*WHAT IS REQUIRED:* How many lines of these entries hold the string "this"? Answer with the number alone.

[Stored data]

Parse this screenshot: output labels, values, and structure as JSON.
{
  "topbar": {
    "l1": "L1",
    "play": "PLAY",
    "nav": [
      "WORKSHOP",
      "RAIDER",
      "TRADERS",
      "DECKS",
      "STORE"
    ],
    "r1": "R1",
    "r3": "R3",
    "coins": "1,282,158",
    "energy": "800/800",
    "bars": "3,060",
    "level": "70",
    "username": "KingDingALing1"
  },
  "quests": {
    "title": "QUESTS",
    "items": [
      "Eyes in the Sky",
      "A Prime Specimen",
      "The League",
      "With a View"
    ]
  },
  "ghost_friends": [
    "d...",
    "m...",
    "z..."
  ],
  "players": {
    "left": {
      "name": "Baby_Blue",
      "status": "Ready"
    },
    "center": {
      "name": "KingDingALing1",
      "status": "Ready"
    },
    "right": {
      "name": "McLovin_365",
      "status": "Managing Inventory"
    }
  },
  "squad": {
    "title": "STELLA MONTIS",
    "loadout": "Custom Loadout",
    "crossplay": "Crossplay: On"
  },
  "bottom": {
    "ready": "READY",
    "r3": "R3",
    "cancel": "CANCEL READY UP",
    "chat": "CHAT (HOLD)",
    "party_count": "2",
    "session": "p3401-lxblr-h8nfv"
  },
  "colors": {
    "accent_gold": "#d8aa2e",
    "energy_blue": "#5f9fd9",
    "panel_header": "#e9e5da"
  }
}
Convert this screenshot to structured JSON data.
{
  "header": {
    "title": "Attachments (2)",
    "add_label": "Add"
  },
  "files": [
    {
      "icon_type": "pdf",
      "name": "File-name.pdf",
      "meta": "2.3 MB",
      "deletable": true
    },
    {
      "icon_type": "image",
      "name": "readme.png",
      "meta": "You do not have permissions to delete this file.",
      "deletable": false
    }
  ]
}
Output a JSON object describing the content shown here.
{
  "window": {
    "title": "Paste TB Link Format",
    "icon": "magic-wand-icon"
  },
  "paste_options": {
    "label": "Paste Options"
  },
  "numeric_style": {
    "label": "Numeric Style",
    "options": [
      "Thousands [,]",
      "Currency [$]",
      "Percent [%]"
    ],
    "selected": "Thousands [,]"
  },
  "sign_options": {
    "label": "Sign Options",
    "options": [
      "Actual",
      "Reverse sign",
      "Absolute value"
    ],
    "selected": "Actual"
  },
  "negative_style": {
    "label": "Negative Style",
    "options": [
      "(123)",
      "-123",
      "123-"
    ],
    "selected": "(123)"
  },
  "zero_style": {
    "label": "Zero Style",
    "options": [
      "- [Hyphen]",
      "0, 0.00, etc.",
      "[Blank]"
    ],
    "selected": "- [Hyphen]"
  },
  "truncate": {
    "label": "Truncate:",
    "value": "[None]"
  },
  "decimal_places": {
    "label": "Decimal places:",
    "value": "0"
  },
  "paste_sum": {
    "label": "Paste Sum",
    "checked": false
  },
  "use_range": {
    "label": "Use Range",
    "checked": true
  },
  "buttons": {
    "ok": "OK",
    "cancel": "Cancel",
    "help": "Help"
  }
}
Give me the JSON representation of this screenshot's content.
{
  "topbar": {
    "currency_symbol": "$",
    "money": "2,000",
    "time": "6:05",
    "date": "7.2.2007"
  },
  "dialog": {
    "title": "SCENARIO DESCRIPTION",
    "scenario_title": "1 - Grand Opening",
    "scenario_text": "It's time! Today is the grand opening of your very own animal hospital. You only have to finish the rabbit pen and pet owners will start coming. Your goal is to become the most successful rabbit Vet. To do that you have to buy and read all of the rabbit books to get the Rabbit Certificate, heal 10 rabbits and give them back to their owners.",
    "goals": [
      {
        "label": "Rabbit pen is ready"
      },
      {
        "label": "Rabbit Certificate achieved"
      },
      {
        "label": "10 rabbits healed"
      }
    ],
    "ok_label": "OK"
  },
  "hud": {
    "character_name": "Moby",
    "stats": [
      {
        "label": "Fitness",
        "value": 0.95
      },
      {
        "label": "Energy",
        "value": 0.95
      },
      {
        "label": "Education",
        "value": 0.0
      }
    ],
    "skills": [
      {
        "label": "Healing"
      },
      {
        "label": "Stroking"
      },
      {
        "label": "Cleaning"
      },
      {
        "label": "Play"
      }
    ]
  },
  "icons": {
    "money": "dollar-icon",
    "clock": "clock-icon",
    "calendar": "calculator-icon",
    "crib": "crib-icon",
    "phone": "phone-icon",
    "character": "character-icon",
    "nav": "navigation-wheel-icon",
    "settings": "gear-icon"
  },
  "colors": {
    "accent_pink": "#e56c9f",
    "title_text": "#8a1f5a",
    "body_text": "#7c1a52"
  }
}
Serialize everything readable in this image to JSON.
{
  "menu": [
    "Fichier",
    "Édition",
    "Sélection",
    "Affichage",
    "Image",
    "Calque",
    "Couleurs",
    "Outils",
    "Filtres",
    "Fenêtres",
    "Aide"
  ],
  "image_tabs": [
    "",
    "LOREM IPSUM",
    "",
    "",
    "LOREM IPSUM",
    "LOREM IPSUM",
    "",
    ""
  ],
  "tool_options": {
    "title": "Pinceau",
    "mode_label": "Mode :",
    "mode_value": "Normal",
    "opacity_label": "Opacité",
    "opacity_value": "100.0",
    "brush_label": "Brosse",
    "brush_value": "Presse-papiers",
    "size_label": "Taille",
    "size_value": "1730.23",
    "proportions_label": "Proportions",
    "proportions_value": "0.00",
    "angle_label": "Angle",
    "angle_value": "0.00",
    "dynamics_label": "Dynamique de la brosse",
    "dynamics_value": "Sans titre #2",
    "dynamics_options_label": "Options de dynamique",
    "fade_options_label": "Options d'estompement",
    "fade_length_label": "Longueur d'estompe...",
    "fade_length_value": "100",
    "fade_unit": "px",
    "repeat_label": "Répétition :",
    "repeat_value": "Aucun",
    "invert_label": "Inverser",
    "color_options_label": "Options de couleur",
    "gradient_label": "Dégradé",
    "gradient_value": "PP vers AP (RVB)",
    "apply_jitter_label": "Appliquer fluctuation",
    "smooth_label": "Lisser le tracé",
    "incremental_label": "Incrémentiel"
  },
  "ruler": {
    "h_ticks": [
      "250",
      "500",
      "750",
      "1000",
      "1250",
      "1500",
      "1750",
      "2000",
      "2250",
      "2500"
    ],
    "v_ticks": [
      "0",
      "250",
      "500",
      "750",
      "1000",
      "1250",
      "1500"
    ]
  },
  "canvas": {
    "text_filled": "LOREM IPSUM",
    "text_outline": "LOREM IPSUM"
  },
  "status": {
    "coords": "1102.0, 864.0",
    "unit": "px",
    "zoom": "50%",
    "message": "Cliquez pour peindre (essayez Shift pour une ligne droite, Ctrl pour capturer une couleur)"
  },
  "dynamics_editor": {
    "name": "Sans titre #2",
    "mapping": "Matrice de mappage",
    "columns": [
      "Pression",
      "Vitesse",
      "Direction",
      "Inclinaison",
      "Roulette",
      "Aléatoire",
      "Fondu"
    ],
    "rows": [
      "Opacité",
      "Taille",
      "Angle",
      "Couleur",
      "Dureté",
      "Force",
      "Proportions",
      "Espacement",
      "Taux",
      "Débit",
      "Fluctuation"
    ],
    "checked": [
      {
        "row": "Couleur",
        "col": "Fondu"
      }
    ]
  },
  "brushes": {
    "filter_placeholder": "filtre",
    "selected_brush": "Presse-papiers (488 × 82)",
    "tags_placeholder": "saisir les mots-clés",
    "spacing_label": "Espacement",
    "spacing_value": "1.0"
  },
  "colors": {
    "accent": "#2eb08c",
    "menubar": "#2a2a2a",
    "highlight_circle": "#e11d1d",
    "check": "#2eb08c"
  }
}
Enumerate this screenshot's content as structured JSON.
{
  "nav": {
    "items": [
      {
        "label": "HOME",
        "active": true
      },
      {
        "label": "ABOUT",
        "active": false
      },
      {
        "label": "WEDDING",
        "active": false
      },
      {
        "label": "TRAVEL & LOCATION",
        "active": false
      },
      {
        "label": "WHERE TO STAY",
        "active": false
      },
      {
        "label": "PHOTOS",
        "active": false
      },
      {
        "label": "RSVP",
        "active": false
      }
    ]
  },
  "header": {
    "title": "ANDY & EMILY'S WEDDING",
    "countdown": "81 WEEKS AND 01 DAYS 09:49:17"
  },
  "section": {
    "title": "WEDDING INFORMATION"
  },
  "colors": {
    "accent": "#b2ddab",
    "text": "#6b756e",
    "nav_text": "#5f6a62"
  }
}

*COMPLETE RESPONSE:* 6